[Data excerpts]
· · · · · · ·
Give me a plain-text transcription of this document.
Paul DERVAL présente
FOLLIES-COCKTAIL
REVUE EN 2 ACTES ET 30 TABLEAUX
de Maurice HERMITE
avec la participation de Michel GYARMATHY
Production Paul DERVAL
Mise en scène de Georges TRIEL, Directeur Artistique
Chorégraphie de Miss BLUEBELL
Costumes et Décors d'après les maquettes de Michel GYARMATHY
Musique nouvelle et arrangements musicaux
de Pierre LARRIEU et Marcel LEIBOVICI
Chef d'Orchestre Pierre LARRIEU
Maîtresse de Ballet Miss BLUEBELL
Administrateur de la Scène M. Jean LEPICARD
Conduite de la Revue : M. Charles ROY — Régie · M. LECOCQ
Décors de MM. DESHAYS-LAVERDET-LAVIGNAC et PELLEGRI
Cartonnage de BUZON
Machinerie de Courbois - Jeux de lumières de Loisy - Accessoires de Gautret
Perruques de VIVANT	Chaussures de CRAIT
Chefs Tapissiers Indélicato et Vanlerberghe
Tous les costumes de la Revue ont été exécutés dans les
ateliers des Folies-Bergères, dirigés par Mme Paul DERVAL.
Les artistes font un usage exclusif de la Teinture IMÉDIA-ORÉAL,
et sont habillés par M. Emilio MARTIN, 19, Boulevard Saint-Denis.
· · · · · · ·
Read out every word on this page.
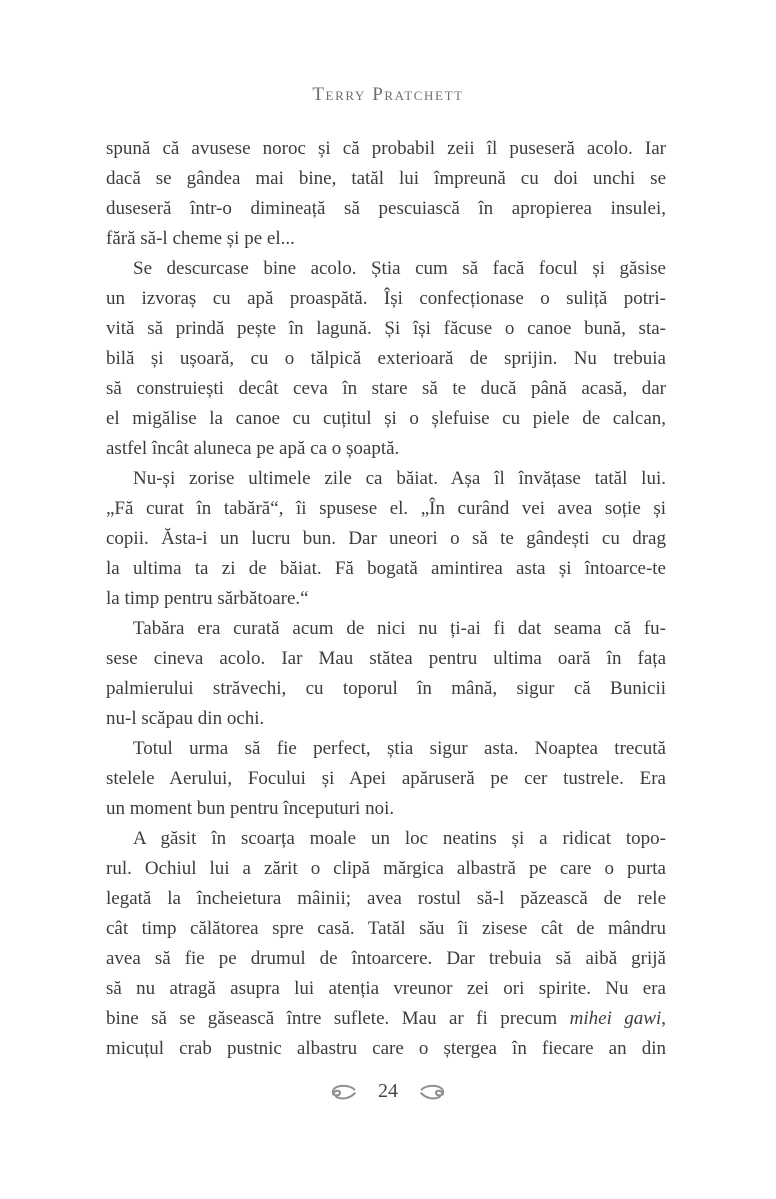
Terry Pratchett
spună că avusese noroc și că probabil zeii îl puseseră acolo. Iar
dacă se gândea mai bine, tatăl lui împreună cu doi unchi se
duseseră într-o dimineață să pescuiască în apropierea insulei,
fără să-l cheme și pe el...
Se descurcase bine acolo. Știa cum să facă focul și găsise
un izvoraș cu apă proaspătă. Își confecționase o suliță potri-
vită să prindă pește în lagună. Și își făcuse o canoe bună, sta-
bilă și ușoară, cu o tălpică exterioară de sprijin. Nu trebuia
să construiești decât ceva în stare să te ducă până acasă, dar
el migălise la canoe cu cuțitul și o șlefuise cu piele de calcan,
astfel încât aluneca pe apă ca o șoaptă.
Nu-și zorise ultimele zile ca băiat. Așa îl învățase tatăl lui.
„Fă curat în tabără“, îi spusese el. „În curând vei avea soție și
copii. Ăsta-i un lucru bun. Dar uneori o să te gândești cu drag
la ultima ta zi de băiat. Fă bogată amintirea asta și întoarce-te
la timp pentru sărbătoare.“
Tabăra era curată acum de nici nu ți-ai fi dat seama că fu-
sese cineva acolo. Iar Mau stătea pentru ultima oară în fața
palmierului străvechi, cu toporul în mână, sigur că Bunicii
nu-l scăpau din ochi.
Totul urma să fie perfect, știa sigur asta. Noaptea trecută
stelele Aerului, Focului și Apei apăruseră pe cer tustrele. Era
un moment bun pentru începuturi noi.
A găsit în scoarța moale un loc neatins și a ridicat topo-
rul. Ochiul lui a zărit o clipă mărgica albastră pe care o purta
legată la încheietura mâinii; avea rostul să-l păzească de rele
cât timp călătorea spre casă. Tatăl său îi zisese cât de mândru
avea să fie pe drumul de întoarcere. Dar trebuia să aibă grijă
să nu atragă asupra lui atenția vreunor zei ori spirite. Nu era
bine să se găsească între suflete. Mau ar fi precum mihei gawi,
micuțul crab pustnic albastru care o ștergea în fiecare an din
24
· · · · · · ·
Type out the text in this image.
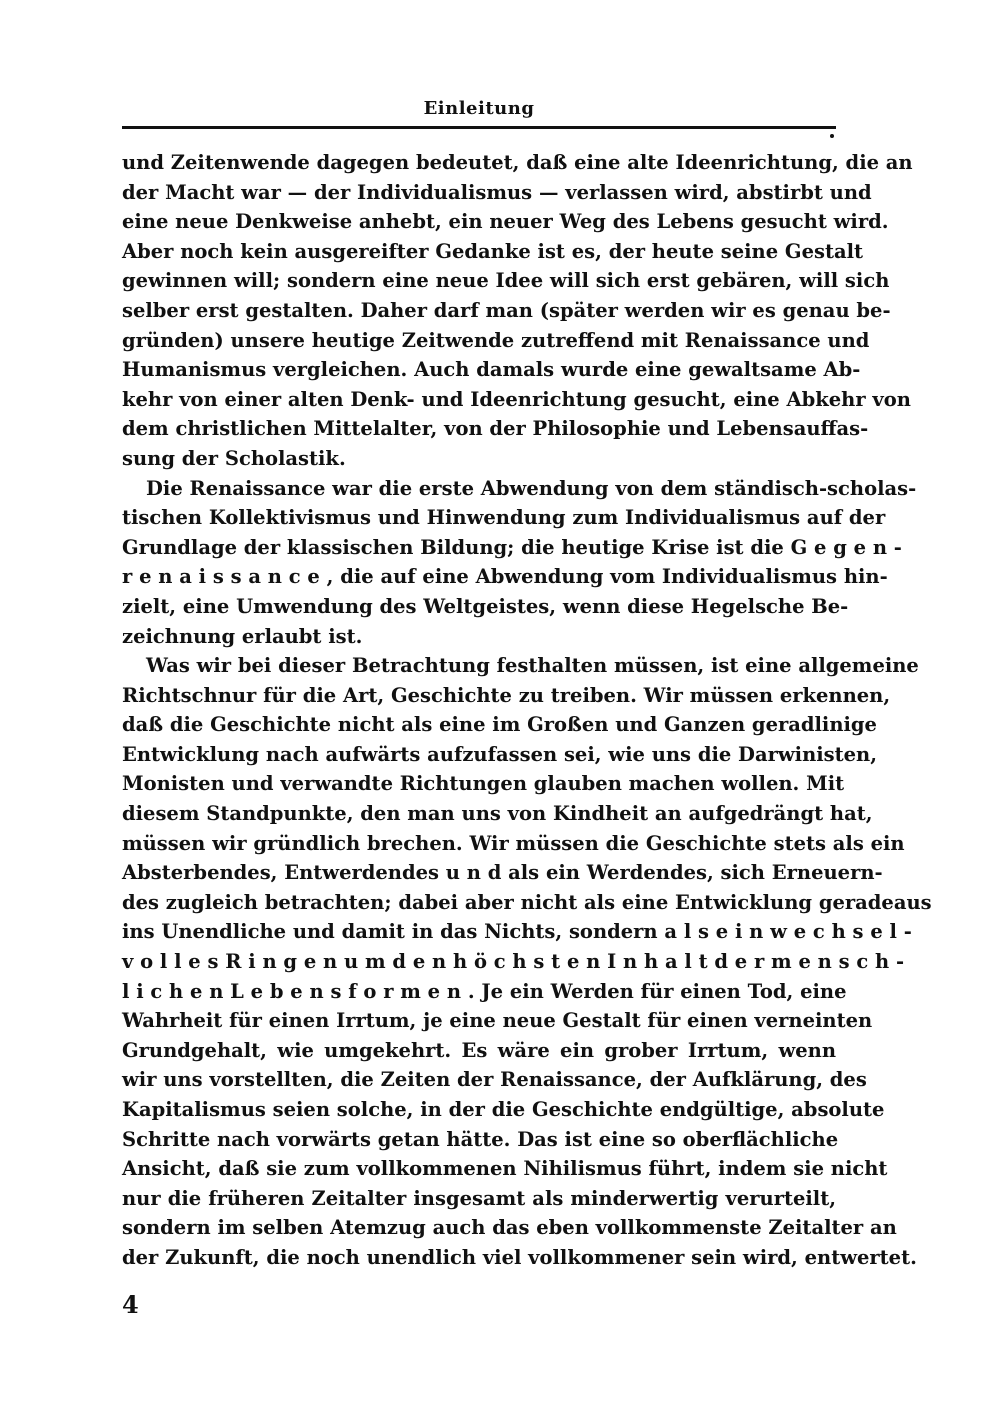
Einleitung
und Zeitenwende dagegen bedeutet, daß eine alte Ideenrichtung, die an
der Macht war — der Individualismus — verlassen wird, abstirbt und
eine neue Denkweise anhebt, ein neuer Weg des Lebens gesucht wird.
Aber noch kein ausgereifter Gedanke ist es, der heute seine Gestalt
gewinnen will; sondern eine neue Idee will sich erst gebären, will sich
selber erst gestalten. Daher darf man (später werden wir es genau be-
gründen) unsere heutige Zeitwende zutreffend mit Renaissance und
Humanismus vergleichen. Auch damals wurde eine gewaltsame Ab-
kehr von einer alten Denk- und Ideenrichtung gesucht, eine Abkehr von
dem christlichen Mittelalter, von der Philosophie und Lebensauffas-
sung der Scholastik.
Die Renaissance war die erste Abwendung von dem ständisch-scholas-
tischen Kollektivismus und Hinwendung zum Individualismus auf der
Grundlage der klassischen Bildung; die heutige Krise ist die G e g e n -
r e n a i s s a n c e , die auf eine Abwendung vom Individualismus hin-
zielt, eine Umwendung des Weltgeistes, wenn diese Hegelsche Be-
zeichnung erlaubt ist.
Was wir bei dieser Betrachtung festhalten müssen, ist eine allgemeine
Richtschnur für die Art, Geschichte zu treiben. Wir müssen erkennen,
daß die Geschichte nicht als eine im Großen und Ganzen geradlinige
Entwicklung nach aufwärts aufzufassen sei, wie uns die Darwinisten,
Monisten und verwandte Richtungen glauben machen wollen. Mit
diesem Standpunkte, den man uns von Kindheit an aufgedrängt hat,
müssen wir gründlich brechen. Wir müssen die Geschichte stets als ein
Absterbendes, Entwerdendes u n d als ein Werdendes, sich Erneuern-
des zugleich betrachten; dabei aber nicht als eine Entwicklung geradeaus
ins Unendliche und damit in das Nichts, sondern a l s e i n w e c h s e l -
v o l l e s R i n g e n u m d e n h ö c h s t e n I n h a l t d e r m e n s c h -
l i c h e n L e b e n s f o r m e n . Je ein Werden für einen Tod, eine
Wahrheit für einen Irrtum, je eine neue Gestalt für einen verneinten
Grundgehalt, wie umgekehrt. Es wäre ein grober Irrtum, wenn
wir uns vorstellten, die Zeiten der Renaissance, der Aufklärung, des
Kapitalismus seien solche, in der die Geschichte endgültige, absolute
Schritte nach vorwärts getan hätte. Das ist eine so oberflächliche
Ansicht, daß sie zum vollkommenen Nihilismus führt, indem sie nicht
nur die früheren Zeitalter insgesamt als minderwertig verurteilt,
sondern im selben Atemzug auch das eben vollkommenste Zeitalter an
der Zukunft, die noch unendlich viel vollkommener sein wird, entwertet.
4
· · · · · · ·
**Problem**
Select every line of the records holding the string "Ideenrichtung".

**The solution**
und Zeitenwende dagegen bedeutet, daß eine alte Ideenrichtung, die an
kehr von einer alten Denk- und Ideenrichtung gesucht, eine Abkehr von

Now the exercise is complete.